Stored records:
....................

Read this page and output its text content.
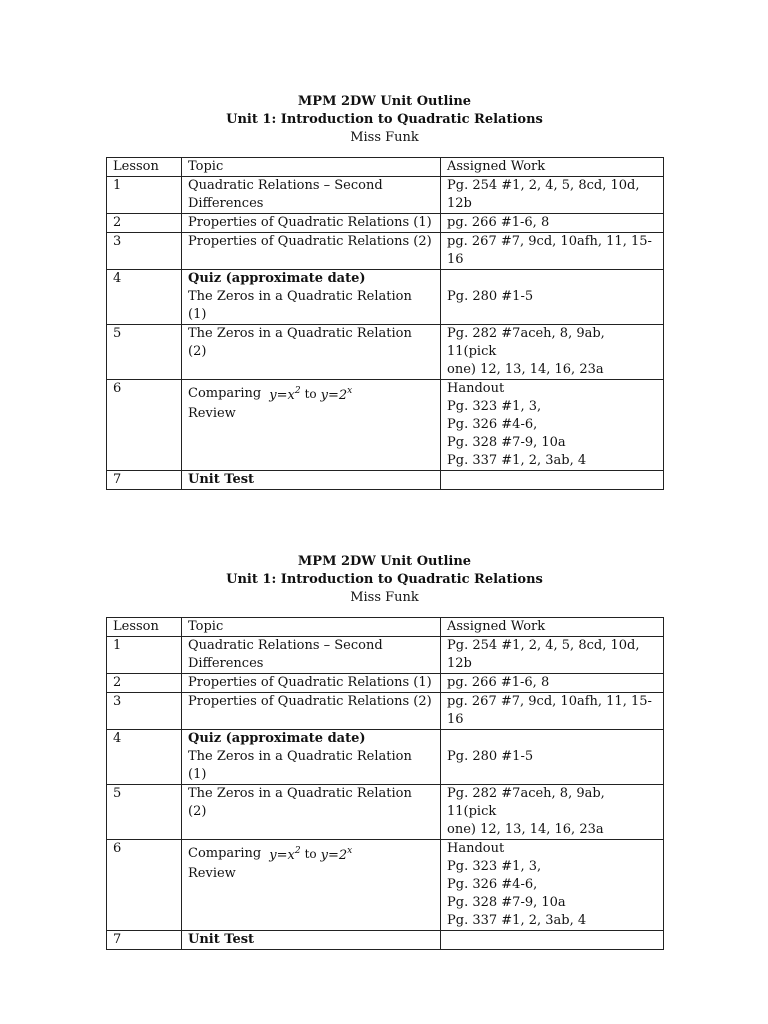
MPM 2DW Unit Outline
Unit 1: Introduction to Quadratic Relations
Miss Funk
Lesson	Topic	Assigned Work
1	Quadratic Relations – Second
Differences	Pg. 254 #1, 2, 4, 5, 8cd, 10d, 12b
2	Properties of Quadratic Relations (1)	pg. 266 #1-6, 8
3	Properties of Quadratic Relations (2)	pg. 267 #7, 9cd, 10afh, 11, 15-
16

4	Quiz (approximate date)
The Zeros in a Quadratic Relation (1)	Pg. 280 #1-5

5	The Zeros in a Quadratic Relation (2)	Pg. 282 #7aceh, 8, 9ab, 11(pick
one) 12, 13, 14, 16, 23a

6	Comparing $y=x^2$ to $y=2^x$
Review	Handout
Pg. 323 #1, 3,
Pg. 326 #4-6,
Pg. 328 #7-9, 10a
Pg. 337 #1, 2, 3ab, 4

7	Unit Test	
MPM 2DW Unit Outline
Unit 1: Introduction to Quadratic Relations
Miss Funk
Lesson	Topic	Assigned Work
1	Quadratic Relations – Second
Differences	Pg. 254 #1, 2, 4, 5, 8cd, 10d, 12b
2	Properties of Quadratic Relations (1)	pg. 266 #1-6, 8
3	Properties of Quadratic Relations (2)	pg. 267 #7, 9cd, 10afh, 11, 15-
16

4	Quiz (approximate date)
The Zeros in a Quadratic Relation (1)	Pg. 280 #1-5

5	The Zeros in a Quadratic Relation (2)	Pg. 282 #7aceh, 8, 9ab, 11(pick
one) 12, 13, 14, 16, 23a

6	Comparing $y=x^2$ to $y=2^x$
Review	Handout
Pg. 323 #1, 3,
Pg. 326 #4-6,
Pg. 328 #7-9, 10a
Pg. 337 #1, 2, 3ab, 4

7	Unit Test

....................

Transcribe the records word for word and include no pictures.

Read this page and output its text content.
MPM 2DW Unit Outline
Unit 1: Introduction to Quadratic Relations
Miss Funk
Lesson	Topic	Assigned Work
1	Quadratic Relations – Second
Differences	Pg. 254 #1, 2, 4, 5, 8cd, 10d, 12b
2	Properties of Quadratic Relations (1)	pg. 266 #1-6, 8
3	Properties of Quadratic Relations (2)	pg. 267 #7, 9cd, 10afh, 11, 15-
16

4	Quiz (approximate date)
The Zeros in a Quadratic Relation (1)	Pg. 280 #1-5

5	The Zeros in a Quadratic Relation (2)	Pg. 282 #7aceh, 8, 9ab, 11(pick
one) 12, 13, 14, 16, 23a

6	Comparing $y=x^2$ to $y=2^x$
Review	Handout
Pg. 323 #1, 3,
Pg. 326 #4-6,
Pg. 328 #7-9, 10a
Pg. 337 #1, 2, 3ab, 4

7	Unit Test	
MPM 2DW Unit Outline
Unit 1: Introduction to Quadratic Relations
Miss Funk
Lesson	Topic	Assigned Work
1	Quadratic Relations – Second
Differences	Pg. 254 #1, 2, 4, 5, 8cd, 10d, 12b
2	Properties of Quadratic Relations (1)	pg. 266 #1-6, 8
3	Properties of Quadratic Relations (2)	pg. 267 #7, 9cd, 10afh, 11, 15-
16

4	Quiz (approximate date)
The Zeros in a Quadratic Relation (1)	Pg. 280 #1-5

5	The Zeros in a Quadratic Relation (2)	Pg. 282 #7aceh, 8, 9ab, 11(pick
one) 12, 13, 14, 16, 23a

6	Comparing $y=x^2$ to $y=2^x$
Review	Handout
Pg. 323 #1, 3,
Pg. 326 #4-6,
Pg. 328 #7-9, 10a
Pg. 337 #1, 2, 3ab, 4

7	Unit Test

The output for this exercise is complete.